#### WORKING DATA:
========================

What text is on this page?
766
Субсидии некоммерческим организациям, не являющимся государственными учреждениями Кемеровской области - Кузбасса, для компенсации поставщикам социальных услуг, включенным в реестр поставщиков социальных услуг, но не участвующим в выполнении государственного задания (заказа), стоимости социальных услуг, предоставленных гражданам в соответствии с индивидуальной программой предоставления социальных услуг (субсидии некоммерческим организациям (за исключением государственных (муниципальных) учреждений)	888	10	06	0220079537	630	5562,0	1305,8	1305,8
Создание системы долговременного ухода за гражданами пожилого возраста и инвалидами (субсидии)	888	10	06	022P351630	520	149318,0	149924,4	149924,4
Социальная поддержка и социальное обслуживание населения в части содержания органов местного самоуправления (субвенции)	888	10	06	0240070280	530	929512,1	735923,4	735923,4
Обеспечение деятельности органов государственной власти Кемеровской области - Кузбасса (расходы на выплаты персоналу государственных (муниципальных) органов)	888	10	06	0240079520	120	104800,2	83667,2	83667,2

========================

#### DIRECTIVE:
Write the material out again word for word.

#### THE RESULT:
What text is on this page?
766
Субсидии некоммерческим организациям, не являющимся государственными учреждениями Кемеровской области - Кузбасса, для компенсации поставщикам социальных услуг, включенным в реестр поставщиков социальных услуг, но не участвующим в выполнении государственного задания (заказа), стоимости социальных услуг, предоставленных гражданам в соответствии с индивидуальной программой предоставления социальных услуг (субсидии некоммерческим организациям (за исключением государственных (муниципальных) учреждений)	888	10	06	0220079537	630	5562,0	1305,8	1305,8
Создание системы долговременного ухода за гражданами пожилого возраста и инвалидами (субсидии)	888	10	06	022P351630	520	149318,0	149924,4	149924,4
Социальная поддержка и социальное обслуживание населения в части содержания органов местного самоуправления (субвенции)	888	10	06	0240070280	530	929512,1	735923,4	735923,4
Обеспечение деятельности органов государственной власти Кемеровской области - Кузбасса (расходы на выплаты персоналу государственных (муниципальных) органов)	888	10	06	0240079520	120	104800,2	83667,2	83667,2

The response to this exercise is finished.